>>

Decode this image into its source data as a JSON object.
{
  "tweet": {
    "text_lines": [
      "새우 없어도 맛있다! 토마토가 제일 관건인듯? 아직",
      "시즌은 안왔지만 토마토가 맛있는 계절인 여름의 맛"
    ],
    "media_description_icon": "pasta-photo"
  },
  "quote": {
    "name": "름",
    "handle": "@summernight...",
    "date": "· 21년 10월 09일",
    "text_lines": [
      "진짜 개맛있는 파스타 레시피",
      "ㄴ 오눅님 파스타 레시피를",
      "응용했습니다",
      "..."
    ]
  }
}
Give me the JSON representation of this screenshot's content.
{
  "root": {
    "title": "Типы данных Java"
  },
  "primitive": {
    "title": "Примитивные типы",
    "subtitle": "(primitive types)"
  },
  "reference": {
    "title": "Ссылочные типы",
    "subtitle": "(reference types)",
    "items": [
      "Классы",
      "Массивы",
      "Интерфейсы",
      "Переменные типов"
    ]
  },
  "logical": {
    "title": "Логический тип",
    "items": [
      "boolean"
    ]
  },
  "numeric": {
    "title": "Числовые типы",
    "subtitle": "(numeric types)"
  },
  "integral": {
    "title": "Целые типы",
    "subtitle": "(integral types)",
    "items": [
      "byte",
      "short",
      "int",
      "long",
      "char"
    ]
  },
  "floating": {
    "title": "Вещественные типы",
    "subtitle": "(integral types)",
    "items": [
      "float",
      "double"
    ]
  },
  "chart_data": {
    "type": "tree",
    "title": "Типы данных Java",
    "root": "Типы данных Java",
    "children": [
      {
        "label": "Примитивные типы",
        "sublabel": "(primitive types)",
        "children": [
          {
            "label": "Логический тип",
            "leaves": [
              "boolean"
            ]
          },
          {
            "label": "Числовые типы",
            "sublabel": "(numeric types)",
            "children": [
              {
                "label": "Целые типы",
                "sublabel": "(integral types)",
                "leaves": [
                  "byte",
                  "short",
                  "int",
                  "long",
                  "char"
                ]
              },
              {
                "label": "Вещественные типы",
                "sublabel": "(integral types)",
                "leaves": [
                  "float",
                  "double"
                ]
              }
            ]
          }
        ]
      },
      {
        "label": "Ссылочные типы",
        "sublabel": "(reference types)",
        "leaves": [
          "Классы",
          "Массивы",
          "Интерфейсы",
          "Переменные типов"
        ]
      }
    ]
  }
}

<<

Aim of the exercise » Collect every line from the records above that contains the word "types".

Complete answer »
    "subtitle": "(primitive types)"
    "subtitle": "(reference types)",
    "subtitle": "(numeric types)"
    "subtitle": "(integral types)",
    "subtitle": "(integral types)",
        "sublabel": "(primitive types)",
            "sublabel": "(numeric types)",
                "sublabel": "(integral types)",
                "sublabel": "(integral types)",
        "sublabel": "(reference types)",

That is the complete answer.